Task statement> Check each line of the listing, and copy it if it contains the word "Skunkie".

Supplied data>

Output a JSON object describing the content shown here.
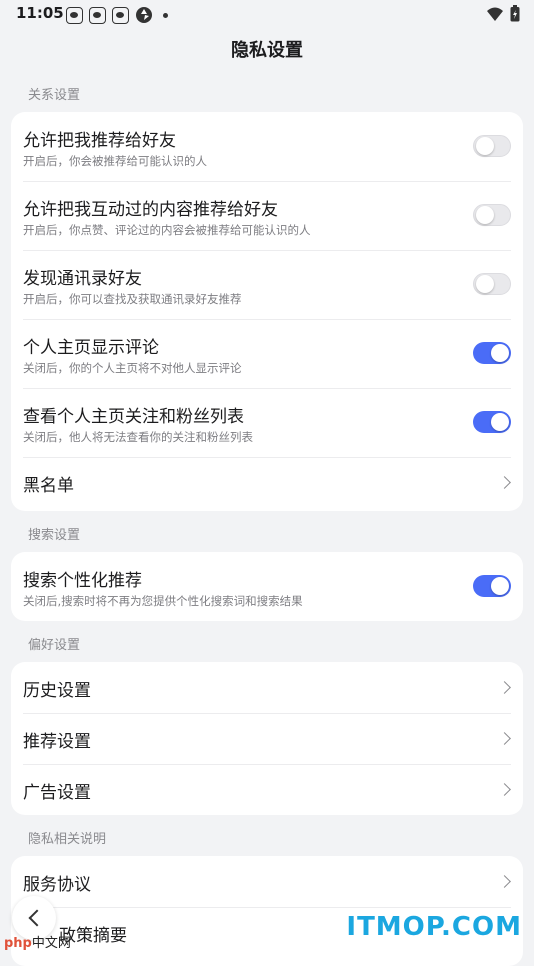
{
  "status": {
    "time": "11:05",
    "icons": [
      "paw-icon",
      "paw-icon",
      "paw-icon",
      "shutter-icon",
      "dot-icon"
    ],
    "right_icons": [
      "wifi-icon",
      "battery-icon"
    ]
  },
  "page": {
    "title": "隐私设置"
  },
  "sections": {
    "relations": {
      "label": "关系设置",
      "items": [
        {
          "title": "允许把我推荐给好友",
          "desc": "开启后，你会被推荐给可能认识的人",
          "toggle": "off"
        },
        {
          "title": "允许把我互动过的内容推荐给好友",
          "desc": "开启后，你点赞、评论过的内容会被推荐给可能认识的人",
          "toggle": "off"
        },
        {
          "title": "发现通讯录好友",
          "desc": "开启后，你可以查找及获取通讯录好友推荐",
          "toggle": "off"
        },
        {
          "title": "个人主页显示评论",
          "desc": "关闭后，你的个人主页将不对他人显示评论",
          "toggle": "on"
        },
        {
          "title": "查看个人主页关注和粉丝列表",
          "desc": "关闭后，他人将无法查看你的关注和粉丝列表",
          "toggle": "on"
        },
        {
          "title": "黑名单"
        }
      ]
    },
    "search": {
      "label": "搜索设置",
      "items": [
        {
          "title": "搜索个性化推荐",
          "desc": "关闭后,搜索时将不再为您提供个性化搜索词和搜索结果",
          "toggle": "on"
        }
      ]
    },
    "preferences": {
      "label": "偏好设置",
      "items": [
        {
          "title": "历史设置"
        },
        {
          "title": "推荐设置"
        },
        {
          "title": "广告设置"
        }
      ]
    },
    "privacy_notes": {
      "label": "隐私相关说明",
      "items": [
        {
          "title": "服务协议"
        },
        {
          "title": "政策摘要"
        }
      ]
    }
  },
  "watermark": {
    "left_brand": "php",
    "left_text": "中文网",
    "right": "ITMOP.COM"
  },
  "colors": {
    "accent": "#4a6cf7",
    "background": "#f2f3f5",
    "watermark_blue": "#1ba7e0",
    "watermark_red": "#e0523a"
  }
}
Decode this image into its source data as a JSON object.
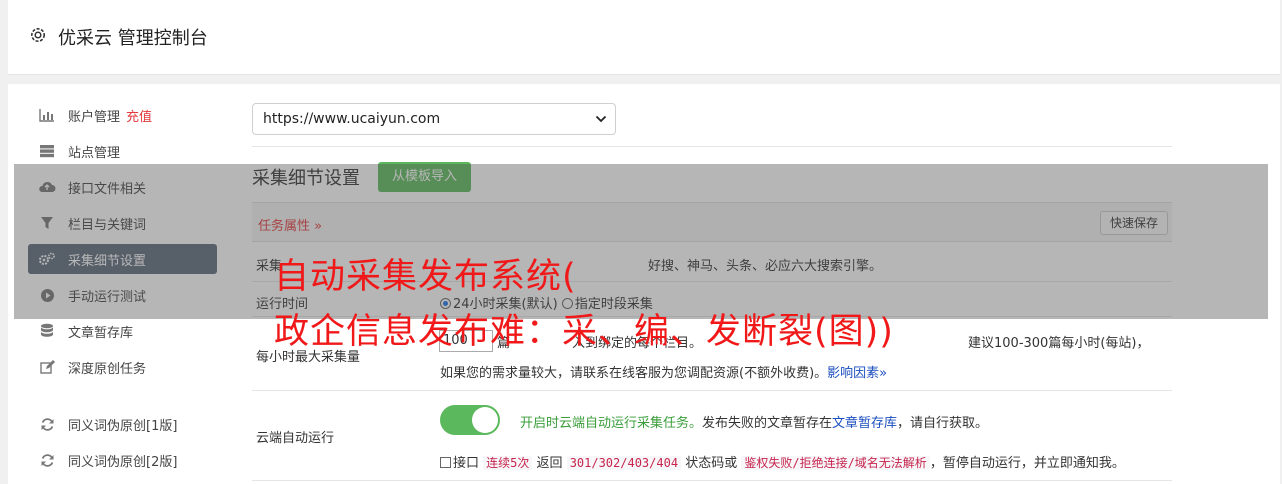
{
  "header": {
    "title": "优采云 管理控制台"
  },
  "sidebar": {
    "recharge_label": "充值",
    "items": [
      {
        "label": "账户管理",
        "icon": "bar-chart-icon"
      },
      {
        "label": "站点管理",
        "icon": "server-icon"
      },
      {
        "label": "接口文件相关",
        "icon": "cloud-upload-icon"
      },
      {
        "label": "栏目与关键词",
        "icon": "filter-icon"
      },
      {
        "label": "采集细节设置",
        "icon": "cogs-icon",
        "active": true
      },
      {
        "label": "手动运行测试",
        "icon": "play-circle-icon"
      },
      {
        "label": "文章暂存库",
        "icon": "database-icon"
      },
      {
        "label": "深度原创任务",
        "icon": "edit-icon"
      },
      {
        "label": "同义词伪原创[1版]",
        "icon": "refresh-icon"
      },
      {
        "label": "同义词伪原创[2版]",
        "icon": "refresh-icon"
      }
    ]
  },
  "main": {
    "site_select_value": "https://www.ucaiyun.com",
    "section_title": "采集细节设置",
    "import_template_button": "从模板导入",
    "task_attr_label": "任务属性",
    "quick_save_button": "快速保存",
    "collect_row_label": "采集",
    "collect_row_text": "好搜、神马、头条、必应六大搜索引擎。",
    "run_time_label": "运行时间",
    "run_time_option_1": "24小时采集(默认)",
    "run_time_option_2": "指定时段采集",
    "max_label": "每小时最大采集量",
    "max_value": "100",
    "max_text_1": "篇",
    "max_text_2": "入到绑定的每个栏目。",
    "max_text_3": "建议100-300篇每小时(每站)，",
    "max_text_4": "如果您的需求量较大，请联系在线客服为您调配资源(不额外收费)。",
    "impact_link": "影响因素",
    "cloud_label": "云端自动运行",
    "cloud_text_green": "开启时云端自动运行采集任务。",
    "cloud_text_1": "发布失败的文章暂存在",
    "cloud_link": "文章暂存库",
    "cloud_text_2": "，请自行获取。",
    "interface_prefix": "接口",
    "interface_code_1": "连续5次",
    "interface_mid_1": "返回",
    "interface_code_2": "301/302/403/404",
    "interface_mid_2": "状态码或",
    "interface_code_3": "鉴权失败/拒绝连接/域名无法解析",
    "interface_suffix": "，暂停自动运行，并立即通知我。"
  },
  "overlay": {
    "headline_1": "自动采集发布系统(",
    "headline_2": "政企信息发布难：采、编、发断裂(图))"
  }
}
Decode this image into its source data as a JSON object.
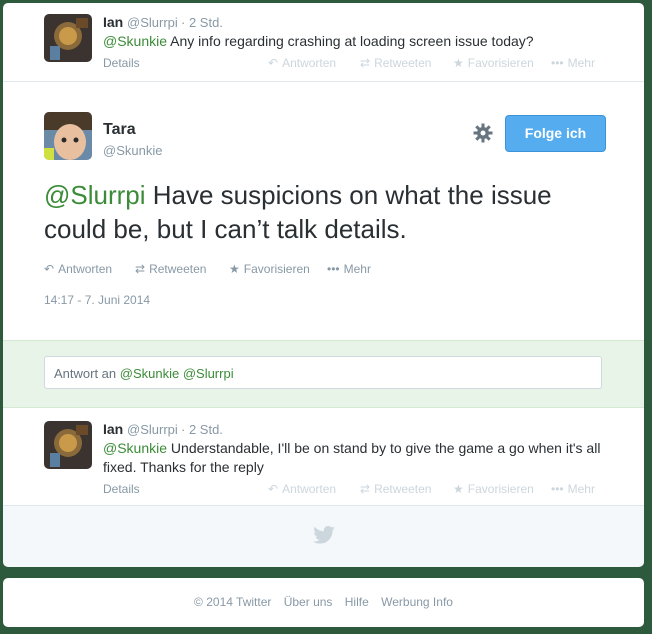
{
  "tweet_prev": {
    "name": "Ian",
    "handle": "@Slurrpi",
    "time": "· 2 Std.",
    "mention": "@Skunkie",
    "text": " Any info regarding crashing at loading screen issue today?",
    "details": "Details",
    "actions": {
      "reply": "Antworten",
      "retweet": "Retweeten",
      "favorite": "Favorisieren",
      "more": "Mehr"
    }
  },
  "main_tweet": {
    "name": "Tara",
    "handle": "@Skunkie",
    "follow_label": "Folge ich",
    "mention": "@Slurrpi",
    "text": " Have suspicions on what the issue could be, but I can’t talk details.",
    "actions": {
      "reply": "Antworten",
      "retweet": "Retweeten",
      "favorite": "Favorisieren",
      "more": "Mehr"
    },
    "timestamp": "14:17 - 7. Juni 2014"
  },
  "reply_box": {
    "prefix": "Antwort an ",
    "mentions": "@Skunkie @Slurrpi"
  },
  "tweet_next": {
    "name": "Ian",
    "handle": "@Slurrpi",
    "time": "· 2 Std.",
    "mention": "@Skunkie",
    "text": " Understandable, I'll be on stand by to give the game a go when it's all fixed. Thanks for the reply",
    "details": "Details",
    "actions": {
      "reply": "Antworten",
      "retweet": "Retweeten",
      "favorite": "Favorisieren",
      "more": "Mehr"
    }
  },
  "footer": {
    "copyright": "© 2014 Twitter",
    "links": [
      "Über uns",
      "Hilfe",
      "Werbung Info"
    ]
  },
  "colors": {
    "accent": "#3b8c38",
    "follow_button": "#55acee",
    "reply_area": "#e8f4e8"
  }
}
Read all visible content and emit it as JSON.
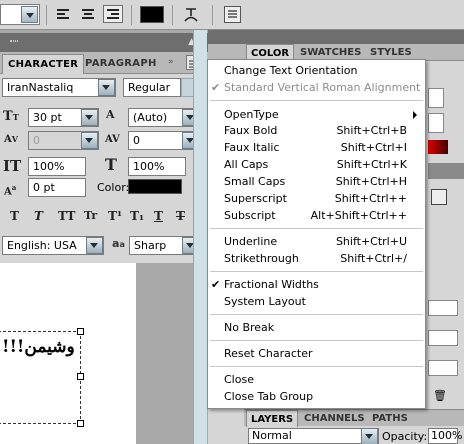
{
  "options_bar": {
    "text_color": "#000000"
  },
  "character_panel": {
    "tabs": [
      "CHARACTER",
      "PARAGRAPH"
    ],
    "font_family": "IranNastaliq",
    "font_style": "Regular",
    "font_size": "30 pt",
    "leading": "(Auto)",
    "kerning": "0",
    "tracking": "0",
    "vertical_scale": "100%",
    "horizontal_scale": "100%",
    "baseline_shift": "0 pt",
    "color_label": "Color:",
    "text_color": "#000000",
    "style_buttons": [
      "T",
      "T",
      "TT",
      "Tr",
      "T¹",
      "T₁",
      "T",
      "T"
    ],
    "language": "English: USA",
    "aa_label": "a",
    "antialias": "Sharp"
  },
  "canvas": {
    "text": "!!!وشیمن"
  },
  "right_panels": {
    "color_tabs": [
      "COLOR",
      "SWATCHES",
      "STYLES"
    ],
    "layers_tabs": [
      "LAYERS",
      "CHANNELS",
      "PATHS"
    ],
    "blend_mode": "Normal",
    "opacity_label": "Opacity:",
    "opacity_value": "100%"
  },
  "menu": {
    "items": [
      {
        "label": "Change Text Orientation",
        "shortcut": "",
        "disabled": false,
        "checked": false,
        "submenu": false
      },
      {
        "label": "Standard Vertical Roman Alignment",
        "shortcut": "",
        "disabled": true,
        "checked": true,
        "submenu": false
      },
      {
        "label": "OpenType",
        "shortcut": "",
        "disabled": false,
        "checked": false,
        "submenu": true
      },
      {
        "label": "Faux Bold",
        "shortcut": "Shift+Ctrl+B",
        "disabled": false,
        "checked": false,
        "submenu": false
      },
      {
        "label": "Faux Italic",
        "shortcut": "Shift+Ctrl+I",
        "disabled": false,
        "checked": false,
        "submenu": false
      },
      {
        "label": "All Caps",
        "shortcut": "Shift+Ctrl+K",
        "disabled": false,
        "checked": false,
        "submenu": false
      },
      {
        "label": "Small Caps",
        "shortcut": "Shift+Ctrl+H",
        "disabled": false,
        "checked": false,
        "submenu": false
      },
      {
        "label": "Superscript",
        "shortcut": "Shift+Ctrl++",
        "disabled": false,
        "checked": false,
        "submenu": false
      },
      {
        "label": "Subscript",
        "shortcut": "Alt+Shift+Ctrl++",
        "disabled": false,
        "checked": false,
        "submenu": false
      },
      {
        "label": "Underline",
        "shortcut": "Shift+Ctrl+U",
        "disabled": false,
        "checked": false,
        "submenu": false
      },
      {
        "label": "Strikethrough",
        "shortcut": "Shift+Ctrl+/",
        "disabled": false,
        "checked": false,
        "submenu": false
      },
      {
        "label": "Fractional Widths",
        "shortcut": "",
        "disabled": false,
        "checked": true,
        "submenu": false
      },
      {
        "label": "System Layout",
        "shortcut": "",
        "disabled": false,
        "checked": false,
        "submenu": false
      },
      {
        "label": "No Break",
        "shortcut": "",
        "disabled": false,
        "checked": false,
        "submenu": false
      },
      {
        "label": "Reset Character",
        "shortcut": "",
        "disabled": false,
        "checked": false,
        "submenu": false
      },
      {
        "label": "Close",
        "shortcut": "",
        "disabled": false,
        "checked": false,
        "submenu": false
      },
      {
        "label": "Close Tab Group",
        "shortcut": "",
        "disabled": false,
        "checked": false,
        "submenu": false
      }
    ],
    "check_glyph": "✔"
  }
}
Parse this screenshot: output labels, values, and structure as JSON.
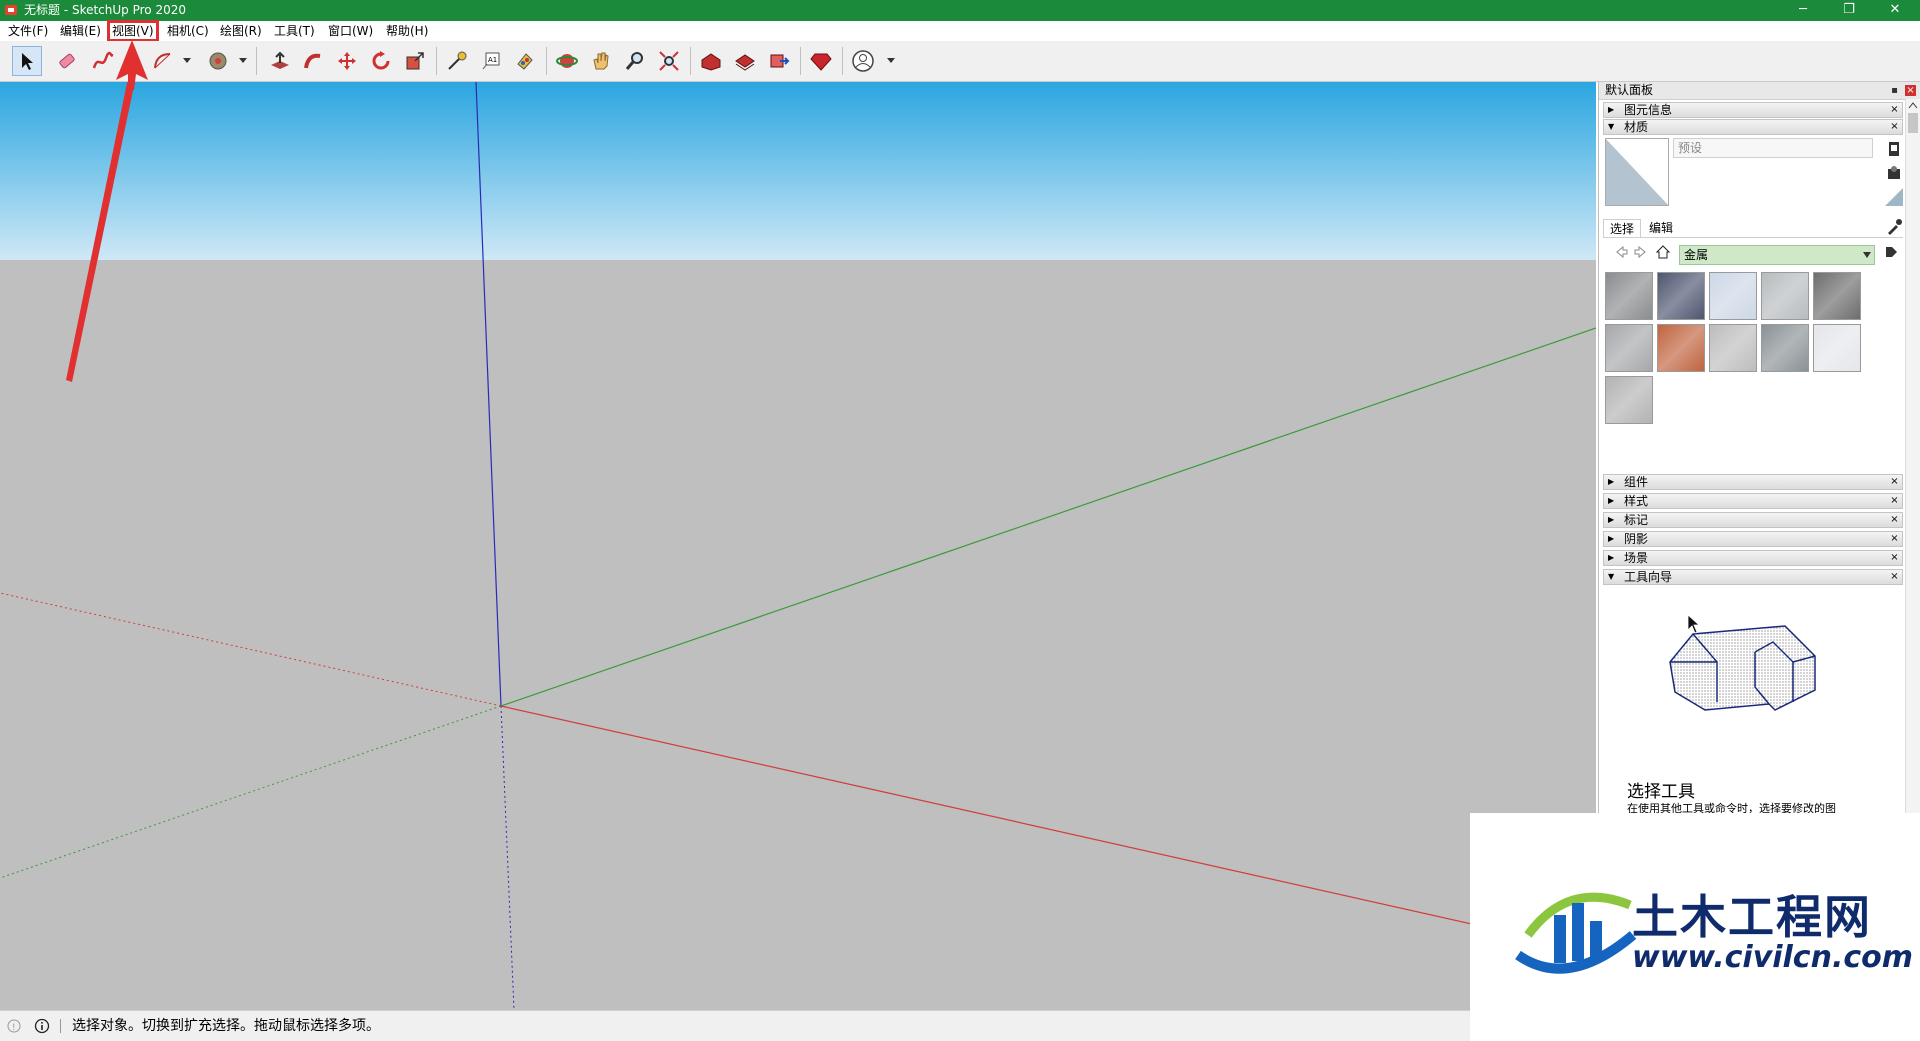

Answer>
    "mention": "@Skunkie",
    "handle": "@Skunkie",
    "mentions": "@Skunkie @Slurrpi"
    "mention": "@Skunkie",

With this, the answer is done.